— Start of Records to process —
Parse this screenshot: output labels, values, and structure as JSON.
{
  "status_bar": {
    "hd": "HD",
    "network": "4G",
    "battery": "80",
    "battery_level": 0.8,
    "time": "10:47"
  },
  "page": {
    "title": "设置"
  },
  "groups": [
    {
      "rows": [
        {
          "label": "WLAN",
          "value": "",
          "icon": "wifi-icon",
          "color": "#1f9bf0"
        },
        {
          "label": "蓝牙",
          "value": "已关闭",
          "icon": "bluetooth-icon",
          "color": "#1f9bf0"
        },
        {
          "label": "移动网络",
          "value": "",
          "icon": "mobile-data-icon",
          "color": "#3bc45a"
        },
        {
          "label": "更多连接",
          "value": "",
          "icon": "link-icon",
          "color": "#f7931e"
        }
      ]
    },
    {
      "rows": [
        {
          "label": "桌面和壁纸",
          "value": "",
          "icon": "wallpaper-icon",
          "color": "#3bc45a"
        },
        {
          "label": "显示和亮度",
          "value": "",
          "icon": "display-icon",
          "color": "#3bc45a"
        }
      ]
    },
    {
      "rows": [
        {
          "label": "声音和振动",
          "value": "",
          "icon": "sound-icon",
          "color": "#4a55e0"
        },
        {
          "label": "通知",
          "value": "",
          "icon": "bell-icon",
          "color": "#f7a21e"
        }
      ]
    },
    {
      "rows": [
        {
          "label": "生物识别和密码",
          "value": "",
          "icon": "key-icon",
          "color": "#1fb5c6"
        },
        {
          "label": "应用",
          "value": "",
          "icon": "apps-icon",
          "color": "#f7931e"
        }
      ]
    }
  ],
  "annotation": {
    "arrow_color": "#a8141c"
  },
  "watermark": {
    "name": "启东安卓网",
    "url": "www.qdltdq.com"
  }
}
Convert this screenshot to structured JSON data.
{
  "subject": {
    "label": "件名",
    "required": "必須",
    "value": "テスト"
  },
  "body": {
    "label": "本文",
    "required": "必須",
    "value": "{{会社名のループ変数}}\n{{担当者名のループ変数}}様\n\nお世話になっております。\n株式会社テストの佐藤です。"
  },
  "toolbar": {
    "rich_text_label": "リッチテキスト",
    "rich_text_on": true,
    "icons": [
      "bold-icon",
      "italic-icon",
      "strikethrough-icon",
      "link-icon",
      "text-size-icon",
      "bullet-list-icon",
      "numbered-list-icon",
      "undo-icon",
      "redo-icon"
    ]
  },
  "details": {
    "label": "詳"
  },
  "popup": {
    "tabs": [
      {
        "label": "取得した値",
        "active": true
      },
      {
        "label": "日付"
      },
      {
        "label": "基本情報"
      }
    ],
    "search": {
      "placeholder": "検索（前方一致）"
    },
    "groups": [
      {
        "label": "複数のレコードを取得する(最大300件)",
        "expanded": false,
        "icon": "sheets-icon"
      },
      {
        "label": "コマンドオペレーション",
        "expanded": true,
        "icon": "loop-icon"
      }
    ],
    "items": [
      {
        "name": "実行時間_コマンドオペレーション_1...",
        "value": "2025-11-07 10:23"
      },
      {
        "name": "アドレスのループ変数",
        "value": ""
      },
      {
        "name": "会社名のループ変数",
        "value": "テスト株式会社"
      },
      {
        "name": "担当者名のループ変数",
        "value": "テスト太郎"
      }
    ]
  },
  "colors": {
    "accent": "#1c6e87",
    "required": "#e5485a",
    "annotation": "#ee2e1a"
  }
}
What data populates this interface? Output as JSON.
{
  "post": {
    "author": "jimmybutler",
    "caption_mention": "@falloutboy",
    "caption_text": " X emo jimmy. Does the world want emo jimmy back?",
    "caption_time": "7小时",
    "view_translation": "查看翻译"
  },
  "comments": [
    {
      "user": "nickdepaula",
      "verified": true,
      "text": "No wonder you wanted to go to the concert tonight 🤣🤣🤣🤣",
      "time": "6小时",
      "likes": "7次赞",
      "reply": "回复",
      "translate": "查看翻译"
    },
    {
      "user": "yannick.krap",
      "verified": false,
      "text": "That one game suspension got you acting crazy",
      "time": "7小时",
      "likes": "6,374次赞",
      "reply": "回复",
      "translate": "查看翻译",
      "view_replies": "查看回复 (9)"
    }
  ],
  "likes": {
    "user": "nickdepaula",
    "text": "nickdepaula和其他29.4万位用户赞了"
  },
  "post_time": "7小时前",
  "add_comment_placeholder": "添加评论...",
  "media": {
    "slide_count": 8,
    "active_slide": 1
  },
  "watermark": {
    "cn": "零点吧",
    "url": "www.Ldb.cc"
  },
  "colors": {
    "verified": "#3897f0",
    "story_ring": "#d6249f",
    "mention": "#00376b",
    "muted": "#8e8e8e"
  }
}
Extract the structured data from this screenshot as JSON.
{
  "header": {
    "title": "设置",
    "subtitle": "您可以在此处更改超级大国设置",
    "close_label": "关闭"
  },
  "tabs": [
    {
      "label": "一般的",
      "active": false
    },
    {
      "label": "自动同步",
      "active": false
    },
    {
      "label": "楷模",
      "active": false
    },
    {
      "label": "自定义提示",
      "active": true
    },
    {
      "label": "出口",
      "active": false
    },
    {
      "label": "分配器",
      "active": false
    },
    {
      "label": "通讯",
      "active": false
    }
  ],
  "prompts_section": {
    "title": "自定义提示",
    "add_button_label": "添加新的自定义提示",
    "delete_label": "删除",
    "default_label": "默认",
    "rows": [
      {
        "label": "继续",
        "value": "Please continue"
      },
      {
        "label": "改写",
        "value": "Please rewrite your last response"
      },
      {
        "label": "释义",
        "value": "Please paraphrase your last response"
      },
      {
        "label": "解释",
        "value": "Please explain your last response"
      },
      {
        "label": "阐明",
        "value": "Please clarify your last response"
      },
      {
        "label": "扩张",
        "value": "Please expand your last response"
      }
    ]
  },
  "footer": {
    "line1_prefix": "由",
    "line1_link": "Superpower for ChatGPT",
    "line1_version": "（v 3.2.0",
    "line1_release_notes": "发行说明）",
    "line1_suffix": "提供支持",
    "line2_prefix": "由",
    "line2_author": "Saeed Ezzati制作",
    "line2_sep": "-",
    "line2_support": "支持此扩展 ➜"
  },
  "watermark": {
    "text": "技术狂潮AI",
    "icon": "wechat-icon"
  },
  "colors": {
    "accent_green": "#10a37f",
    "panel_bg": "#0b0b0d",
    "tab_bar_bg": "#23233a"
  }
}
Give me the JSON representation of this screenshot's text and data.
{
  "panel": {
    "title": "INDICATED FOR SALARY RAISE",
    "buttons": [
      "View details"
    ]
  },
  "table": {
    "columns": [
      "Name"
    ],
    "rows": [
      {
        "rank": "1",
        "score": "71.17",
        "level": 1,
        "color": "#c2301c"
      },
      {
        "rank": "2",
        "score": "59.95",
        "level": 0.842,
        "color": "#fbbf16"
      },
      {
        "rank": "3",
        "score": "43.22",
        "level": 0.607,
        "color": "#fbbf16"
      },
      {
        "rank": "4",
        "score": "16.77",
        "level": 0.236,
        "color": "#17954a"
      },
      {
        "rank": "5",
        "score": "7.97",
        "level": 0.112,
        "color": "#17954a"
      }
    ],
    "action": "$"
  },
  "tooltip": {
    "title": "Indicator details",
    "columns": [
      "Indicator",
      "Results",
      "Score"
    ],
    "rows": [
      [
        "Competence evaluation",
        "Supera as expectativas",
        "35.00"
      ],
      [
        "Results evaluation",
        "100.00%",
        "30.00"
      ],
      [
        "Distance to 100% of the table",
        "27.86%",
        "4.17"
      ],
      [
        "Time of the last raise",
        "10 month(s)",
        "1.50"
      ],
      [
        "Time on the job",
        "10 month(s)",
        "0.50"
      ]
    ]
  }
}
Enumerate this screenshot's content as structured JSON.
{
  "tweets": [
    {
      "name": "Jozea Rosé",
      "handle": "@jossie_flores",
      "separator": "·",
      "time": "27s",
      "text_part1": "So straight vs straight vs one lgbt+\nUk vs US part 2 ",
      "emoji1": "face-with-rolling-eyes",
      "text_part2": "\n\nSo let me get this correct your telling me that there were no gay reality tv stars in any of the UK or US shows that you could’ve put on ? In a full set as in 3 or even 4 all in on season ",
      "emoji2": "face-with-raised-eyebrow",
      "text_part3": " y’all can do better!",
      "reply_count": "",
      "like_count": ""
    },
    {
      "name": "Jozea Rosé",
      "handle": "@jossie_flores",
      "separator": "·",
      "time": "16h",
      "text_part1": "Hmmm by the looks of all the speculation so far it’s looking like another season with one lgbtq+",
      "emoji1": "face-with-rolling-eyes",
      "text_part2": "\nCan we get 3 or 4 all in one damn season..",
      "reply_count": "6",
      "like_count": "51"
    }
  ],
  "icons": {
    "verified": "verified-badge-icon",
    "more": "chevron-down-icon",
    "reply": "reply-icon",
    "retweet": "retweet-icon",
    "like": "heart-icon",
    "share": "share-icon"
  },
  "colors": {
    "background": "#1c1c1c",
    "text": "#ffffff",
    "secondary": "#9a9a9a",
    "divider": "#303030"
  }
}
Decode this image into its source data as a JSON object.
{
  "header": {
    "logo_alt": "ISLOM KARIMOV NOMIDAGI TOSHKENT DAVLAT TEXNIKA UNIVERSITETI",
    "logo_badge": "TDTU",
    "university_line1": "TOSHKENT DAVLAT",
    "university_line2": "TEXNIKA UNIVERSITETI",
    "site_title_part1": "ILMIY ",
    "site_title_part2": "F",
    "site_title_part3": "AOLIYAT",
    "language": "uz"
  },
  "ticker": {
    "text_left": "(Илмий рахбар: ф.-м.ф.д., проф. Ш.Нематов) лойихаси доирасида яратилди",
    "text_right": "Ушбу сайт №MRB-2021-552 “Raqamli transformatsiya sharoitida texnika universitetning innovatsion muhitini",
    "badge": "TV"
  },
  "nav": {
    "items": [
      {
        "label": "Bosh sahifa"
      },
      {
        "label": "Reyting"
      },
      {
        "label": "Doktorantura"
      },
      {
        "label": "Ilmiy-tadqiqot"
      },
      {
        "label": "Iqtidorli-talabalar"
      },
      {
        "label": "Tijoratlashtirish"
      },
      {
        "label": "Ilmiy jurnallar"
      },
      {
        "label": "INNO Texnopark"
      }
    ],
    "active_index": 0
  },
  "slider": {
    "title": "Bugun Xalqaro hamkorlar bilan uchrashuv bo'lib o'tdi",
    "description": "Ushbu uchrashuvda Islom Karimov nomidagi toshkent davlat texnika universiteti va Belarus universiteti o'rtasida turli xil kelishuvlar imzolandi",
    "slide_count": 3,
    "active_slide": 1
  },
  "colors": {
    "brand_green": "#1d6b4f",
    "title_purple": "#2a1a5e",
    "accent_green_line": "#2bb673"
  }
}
— End of Records to process —
Isolate the lines above that contain the word "response" and copy them.

Task solution:
        "value": "Please rewrite your last response"
        "value": "Please paraphrase your last response"
        "value": "Please explain your last response"
        "value": "Please clarify your last response"
        "value": "Please expand your last response"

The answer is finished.